Stored entries:

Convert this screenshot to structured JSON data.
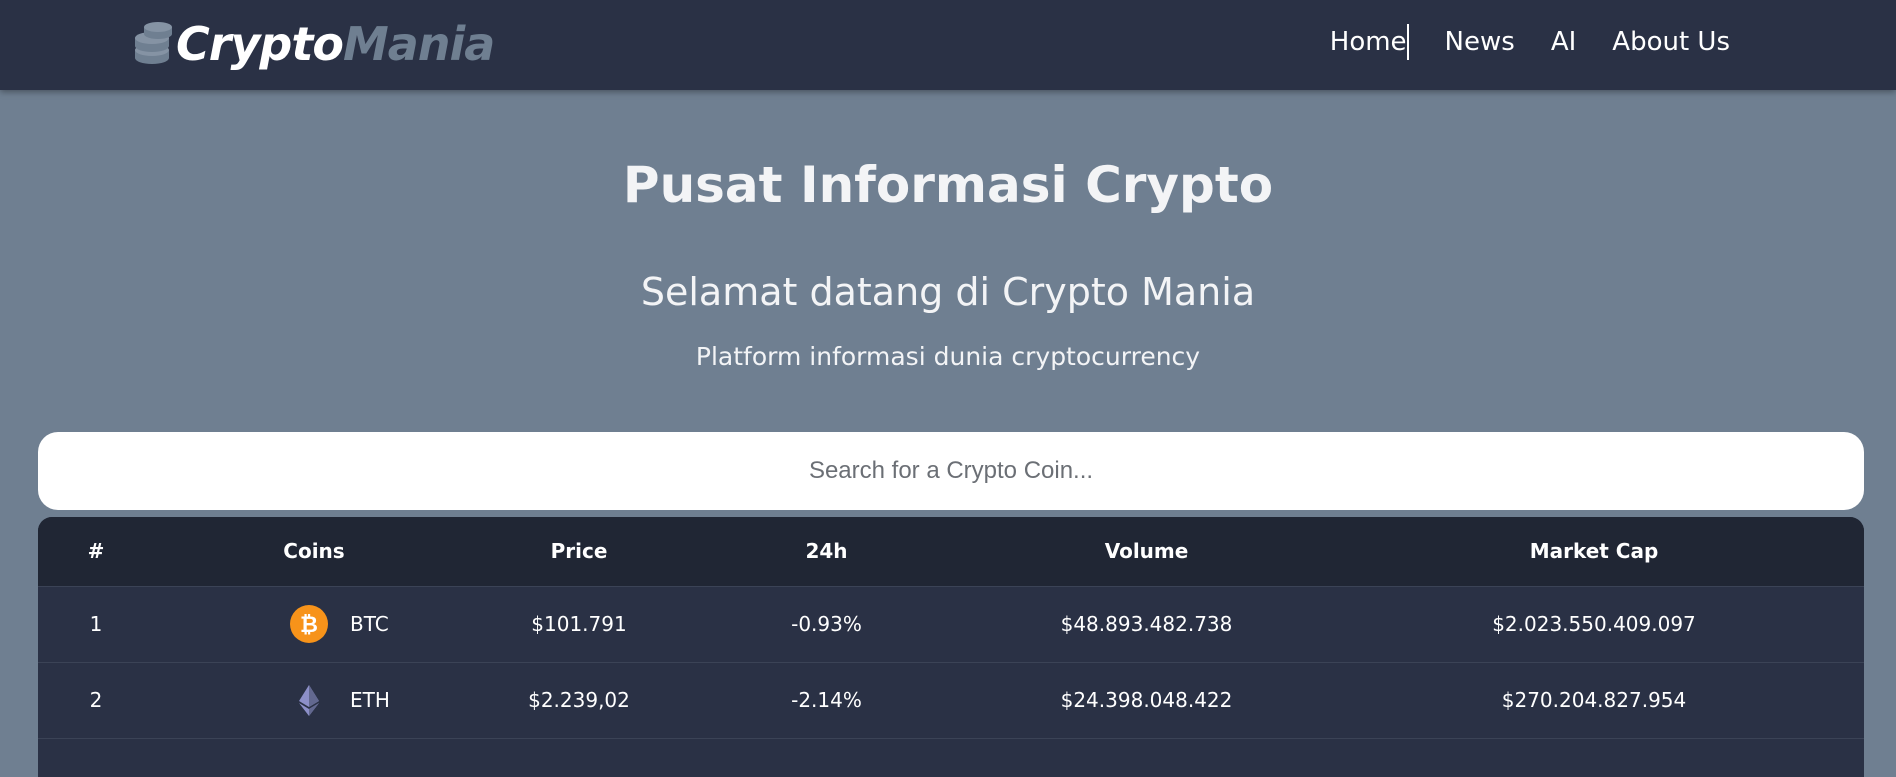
{
  "brand": {
    "part1": "Crypto",
    "part2": "Mania",
    "icon": "coins-stack-icon"
  },
  "nav": {
    "items": [
      "Home",
      "News",
      "AI",
      "About Us"
    ]
  },
  "hero": {
    "title": "Pusat Informasi Crypto",
    "subtitle": "Selamat datang di Crypto Mania",
    "tagline": "Platform informasi dunia cryptocurrency"
  },
  "search": {
    "placeholder": "Search for a Crypto Coin...",
    "value": ""
  },
  "table": {
    "headers": [
      "#",
      "Coins",
      "Price",
      "24h",
      "Volume",
      "Market Cap"
    ],
    "rows": [
      {
        "rank": "1",
        "symbol": "BTC",
        "icon": "bitcoin-icon",
        "price": "$101.791",
        "change": "-0.93%",
        "volume": "$48.893.482.738",
        "market_cap": "$2.023.550.409.097"
      },
      {
        "rank": "2",
        "symbol": "ETH",
        "icon": "ethereum-icon",
        "price": "$2.239,02",
        "change": "-2.14%",
        "volume": "$24.398.048.422",
        "market_cap": "$270.204.827.954"
      }
    ]
  },
  "colors": {
    "navbar": "#2a3145",
    "page_bg": "#6f7f91",
    "table_header": "#202634",
    "bitcoin": "#f7931a"
  }
}
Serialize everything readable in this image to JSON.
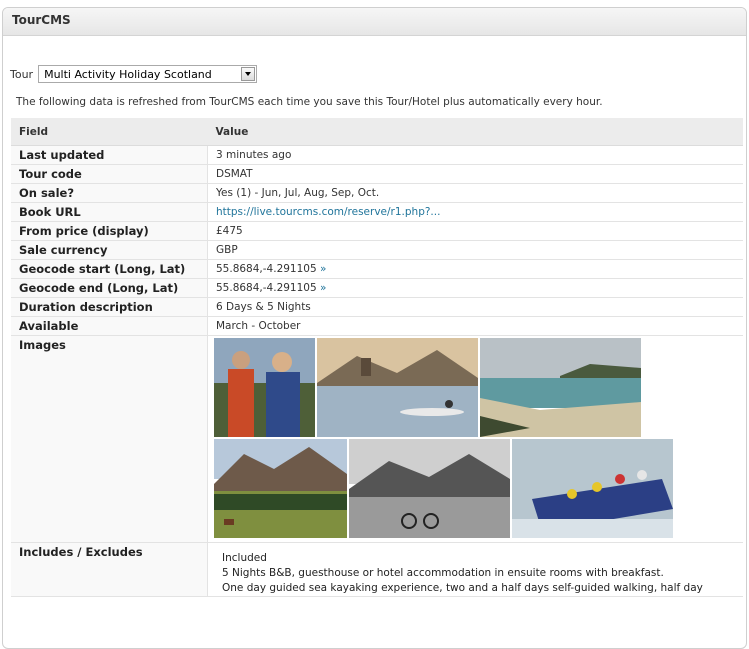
{
  "panel": {
    "title": "TourCMS"
  },
  "tour": {
    "label": "Tour",
    "selected": "Multi Activity Holiday Scotland"
  },
  "info_text": "The following data is refreshed from TourCMS each time you save this Tour/Hotel plus automatically every hour.",
  "table": {
    "headers": [
      "Field",
      "Value"
    ],
    "rows": [
      {
        "field": "Last updated",
        "value": "3 minutes ago"
      },
      {
        "field": "Tour code",
        "value": "DSMAT"
      },
      {
        "field": "On sale?",
        "value": "Yes (1) - Jun, Jul, Aug, Sep, Oct."
      },
      {
        "field": "Book URL",
        "value": "https://live.tourcms.com/reserve/r1.php?..."
      },
      {
        "field": "From price (display)",
        "value": "£475"
      },
      {
        "field": "Sale currency",
        "value": "GBP"
      },
      {
        "field": "Geocode start (Long, Lat)",
        "value": "55.8684,-4.291105",
        "link": "»"
      },
      {
        "field": "Geocode end (Long, Lat)",
        "value": "55.8684,-4.291105",
        "link": "»"
      },
      {
        "field": "Duration description",
        "value": "6 Days & 5 Nights"
      },
      {
        "field": "Available",
        "value": "March - October"
      }
    ],
    "images_label": "Images",
    "includes_label": "Includes / Excludes",
    "includes": {
      "heading": "Included",
      "lines": [
        "5 Nights B&B, guesthouse or hotel accommodation in ensuite rooms with breakfast.",
        "One day guided sea kayaking experience, two and a half days self-guided walking, half day"
      ]
    }
  },
  "colors": {
    "link": "#21759b",
    "header_bg": "#ececec"
  }
}
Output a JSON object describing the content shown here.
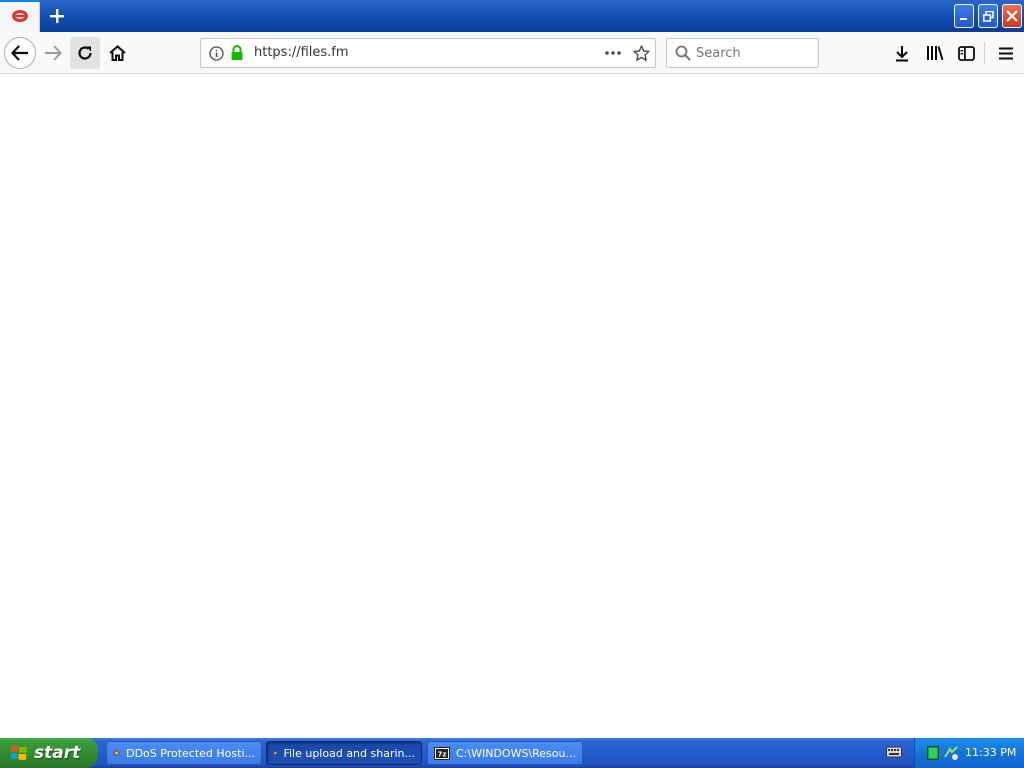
{
  "browser": {
    "address_bar": {
      "url": "https://files.fm"
    },
    "search_bar": {
      "placeholder": "Search"
    }
  },
  "taskbar": {
    "start_label": "start",
    "tasks": [
      {
        "label": "DDoS Protected Hosti..."
      },
      {
        "label": "File upload and sharin..."
      },
      {
        "label": "C:\\WINDOWS\\Resou..."
      }
    ],
    "clock": "11:33 PM"
  }
}
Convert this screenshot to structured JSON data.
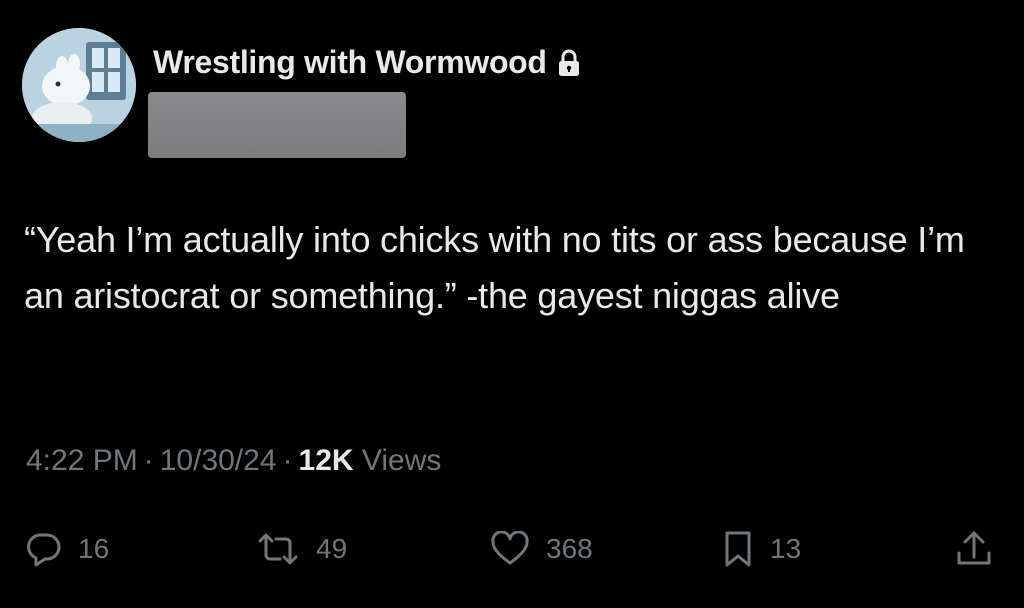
{
  "tweet": {
    "display_name": "Wrestling with Wormwood",
    "text": "“Yeah I’m actually into chicks with no tits or ass because I’m an aristocrat or something.” -the gayest niggas alive",
    "time": "4:22 PM",
    "date": "10/30/24",
    "separator": "·",
    "views_count": "12K",
    "views_label": "Views"
  },
  "actions": {
    "replies": "16",
    "retweets": "49",
    "likes": "368",
    "bookmarks": "13"
  },
  "icons": {
    "avatar": "avatar-image",
    "lock": "lock-icon",
    "reply": "reply-icon",
    "retweet": "retweet-icon",
    "like": "heart-icon",
    "bookmark": "bookmark-icon",
    "share": "share-icon"
  },
  "colors": {
    "background": "#000000",
    "text": "#e7e9ea",
    "muted": "#71767b",
    "redaction": "#858587"
  }
}
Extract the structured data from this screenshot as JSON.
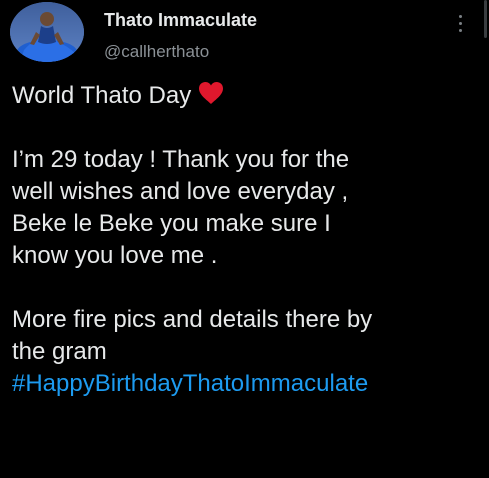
{
  "author": {
    "display_name": "Thato Immaculate",
    "handle": "@callherthato"
  },
  "tweet": {
    "title_line": "World Thato Day",
    "title_emoji": "heart-icon",
    "paragraph1": [
      "I’m 29 today ! Thank you for the",
      "well wishes and love everyday ,",
      "Beke le Beke you make sure I",
      "know you love me ."
    ],
    "paragraph2": [
      "More fire pics and details there by",
      "the gram"
    ],
    "hashtag": "#HappyBirthdayThatoImmaculate"
  },
  "colors": {
    "background": "#000000",
    "text": "#e7e9ea",
    "secondary_text": "#8b9196",
    "link": "#1d9bf0",
    "heart": "#e0182d"
  }
}
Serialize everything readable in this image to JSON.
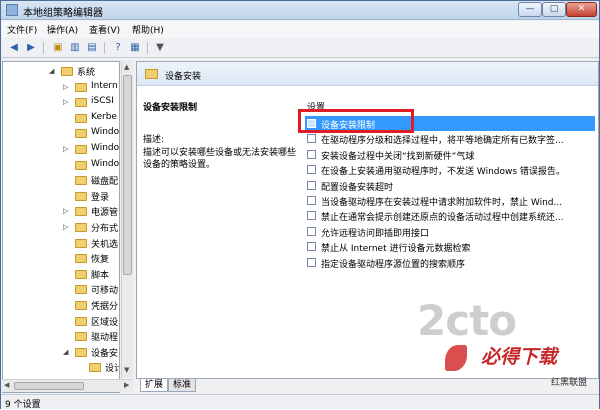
{
  "window": {
    "title": "本地组策略编辑器",
    "controls": {
      "minimize": "—",
      "maximize": "▢",
      "close": "✕"
    }
  },
  "menu": [
    "文件(F)",
    "操作(A)",
    "查看(V)",
    "帮助(H)"
  ],
  "tree": {
    "items": [
      {
        "label": "系统",
        "depth": 0,
        "expander": "◢"
      },
      {
        "label": "Intern",
        "depth": 1,
        "expander": "▷"
      },
      {
        "label": "iSCSI",
        "depth": 1,
        "expander": "▷"
      },
      {
        "label": "Kerbe",
        "depth": 1,
        "expander": ""
      },
      {
        "label": "Windo",
        "depth": 1,
        "expander": ""
      },
      {
        "label": "Windo",
        "depth": 1,
        "expander": "▷"
      },
      {
        "label": "Windo",
        "depth": 1,
        "expander": ""
      },
      {
        "label": "磁盘配",
        "depth": 1,
        "expander": ""
      },
      {
        "label": "登录",
        "depth": 1,
        "expander": ""
      },
      {
        "label": "电源管",
        "depth": 1,
        "expander": "▷"
      },
      {
        "label": "分布式",
        "depth": 1,
        "expander": "▷"
      },
      {
        "label": "关机选",
        "depth": 1,
        "expander": ""
      },
      {
        "label": "恢复",
        "depth": 1,
        "expander": ""
      },
      {
        "label": "脚本",
        "depth": 1,
        "expander": ""
      },
      {
        "label": "可移动",
        "depth": 1,
        "expander": ""
      },
      {
        "label": "凭据分",
        "depth": 1,
        "expander": ""
      },
      {
        "label": "区域设",
        "depth": 1,
        "expander": ""
      },
      {
        "label": "驱动程",
        "depth": 1,
        "expander": ""
      },
      {
        "label": "设备安",
        "depth": 1,
        "expander": "◢"
      },
      {
        "label": "设计",
        "depth": 2,
        "expander": ""
      }
    ]
  },
  "right": {
    "header": "设备安装",
    "desc_title": "设备安装限制",
    "desc_label": "描述:",
    "desc_text": "描述可以安装哪些设备或无法安装哪些设备的策略设置。",
    "list_header": "设置",
    "policies": [
      "设备安装限制",
      "在驱动程序分级和选择过程中，将平等地确定所有已数字签...",
      "安装设备过程中关闭“找到新硬件”气球",
      "在设备上安装通用驱动程序时，不发送 Windows 错误报告。",
      "配置设备安装超时",
      "当设备驱动程序在安装过程中请求附加软件时，禁止 Wind...",
      "禁止在通常会提示创建还原点的设备活动过程中创建系统还...",
      "允许远程访问即插即用接口",
      "禁止从 Internet 进行设备元数据检索",
      "指定设备驱动程序源位置的搜索顺序"
    ],
    "selected_index": 0
  },
  "tabs": [
    "扩展",
    "标准"
  ],
  "status": "9 个设置",
  "watermark": {
    "brand": "必得下载",
    "sub": "红黑联盟",
    "site": "2cto"
  }
}
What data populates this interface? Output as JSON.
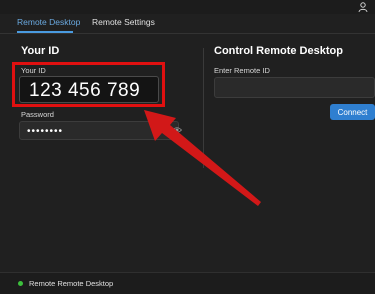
{
  "tabs": [
    {
      "label": "Remote Desktop",
      "active": true
    },
    {
      "label": "Remote Settings",
      "active": false
    }
  ],
  "left_panel": {
    "heading": "Your ID",
    "id_label": "Your ID",
    "id_value": "123 456 789",
    "password_label": "Password",
    "password_value": "••••••••"
  },
  "right_panel": {
    "heading": "Control Remote Desktop",
    "remote_id_label": "Enter Remote ID",
    "remote_id_value": "",
    "connect_label": "Connect"
  },
  "status": {
    "text": "Remote Remote Desktop",
    "indicator_color": "#3cc03c"
  },
  "colors": {
    "accent": "#2f7fd0",
    "highlight": "#e01010",
    "background": "#202020"
  },
  "icons": [
    "user-icon",
    "eye-icon",
    "red-arrow"
  ]
}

# [PROBLEM REQUIREMENTS]
Using the records above, extract exactly and only the lines from the one with "What data populates" through the final line, inclusive, leaving out pictures.

# [SOLUTION TO THIS TASK]
What data populates this interface? Output as JSON.
{
  "tabs": [
    {
      "label": "Remote Desktop",
      "active": true
    },
    {
      "label": "Remote Settings",
      "active": false
    }
  ],
  "left_panel": {
    "heading": "Your ID",
    "id_label": "Your ID",
    "id_value": "123 456 789",
    "password_label": "Password",
    "password_value": "••••••••"
  },
  "right_panel": {
    "heading": "Control Remote Desktop",
    "remote_id_label": "Enter Remote ID",
    "remote_id_value": "",
    "connect_label": "Connect"
  },
  "status": {
    "text": "Remote Remote Desktop",
    "indicator_color": "#3cc03c"
  },
  "colors": {
    "accent": "#2f7fd0",
    "highlight": "#e01010",
    "background": "#202020"
  },
  "icons": [
    "user-icon",
    "eye-icon",
    "red-arrow"
  ]
}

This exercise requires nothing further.